- WORK TO BE COMPLETED
Count every line in the entries that contains "name". Report that count alone.

- INFORMATION SHOWN
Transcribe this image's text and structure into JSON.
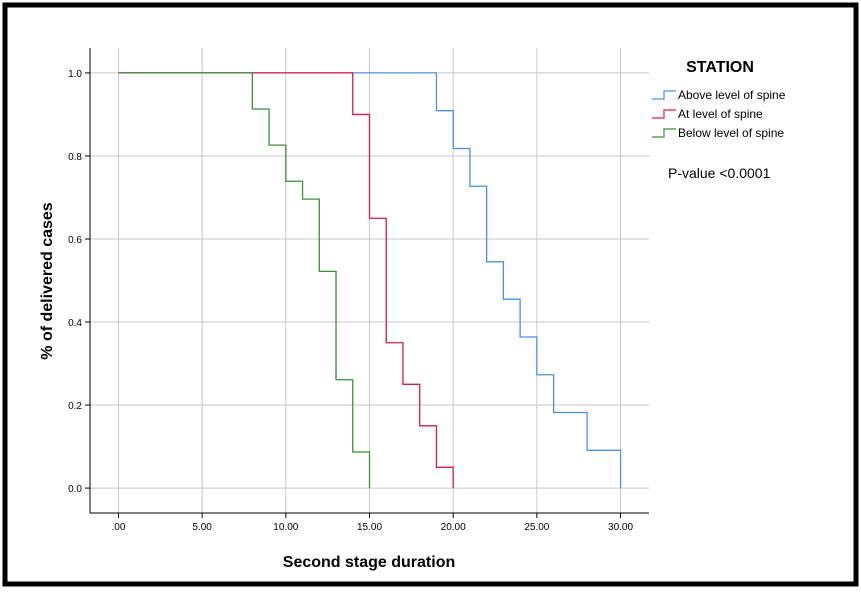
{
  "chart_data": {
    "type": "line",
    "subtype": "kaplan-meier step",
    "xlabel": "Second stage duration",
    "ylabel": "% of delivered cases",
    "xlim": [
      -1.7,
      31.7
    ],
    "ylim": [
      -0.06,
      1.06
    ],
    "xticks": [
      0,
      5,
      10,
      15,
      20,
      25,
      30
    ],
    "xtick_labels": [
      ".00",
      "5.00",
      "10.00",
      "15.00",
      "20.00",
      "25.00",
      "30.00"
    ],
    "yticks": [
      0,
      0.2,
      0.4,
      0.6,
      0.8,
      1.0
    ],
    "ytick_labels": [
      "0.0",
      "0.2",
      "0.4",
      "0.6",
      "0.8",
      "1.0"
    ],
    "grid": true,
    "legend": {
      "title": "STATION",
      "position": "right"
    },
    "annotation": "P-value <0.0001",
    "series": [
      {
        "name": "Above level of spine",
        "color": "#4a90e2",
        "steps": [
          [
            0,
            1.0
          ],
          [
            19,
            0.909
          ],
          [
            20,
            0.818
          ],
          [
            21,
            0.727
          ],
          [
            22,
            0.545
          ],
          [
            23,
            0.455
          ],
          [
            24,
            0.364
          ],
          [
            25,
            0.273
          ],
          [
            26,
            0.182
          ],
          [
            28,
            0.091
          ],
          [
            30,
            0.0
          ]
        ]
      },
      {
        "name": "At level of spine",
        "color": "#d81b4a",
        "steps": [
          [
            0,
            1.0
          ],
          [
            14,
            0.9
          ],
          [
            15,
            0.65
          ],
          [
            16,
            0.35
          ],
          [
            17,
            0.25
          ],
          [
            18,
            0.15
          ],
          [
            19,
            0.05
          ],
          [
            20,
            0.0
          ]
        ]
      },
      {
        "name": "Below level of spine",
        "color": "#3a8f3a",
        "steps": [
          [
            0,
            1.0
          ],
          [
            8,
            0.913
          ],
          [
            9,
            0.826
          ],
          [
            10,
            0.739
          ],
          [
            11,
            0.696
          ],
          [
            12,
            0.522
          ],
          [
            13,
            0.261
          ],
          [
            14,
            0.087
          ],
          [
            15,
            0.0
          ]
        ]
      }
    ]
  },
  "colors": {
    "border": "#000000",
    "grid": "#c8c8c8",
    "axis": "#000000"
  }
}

- RIGHT ANSWER
3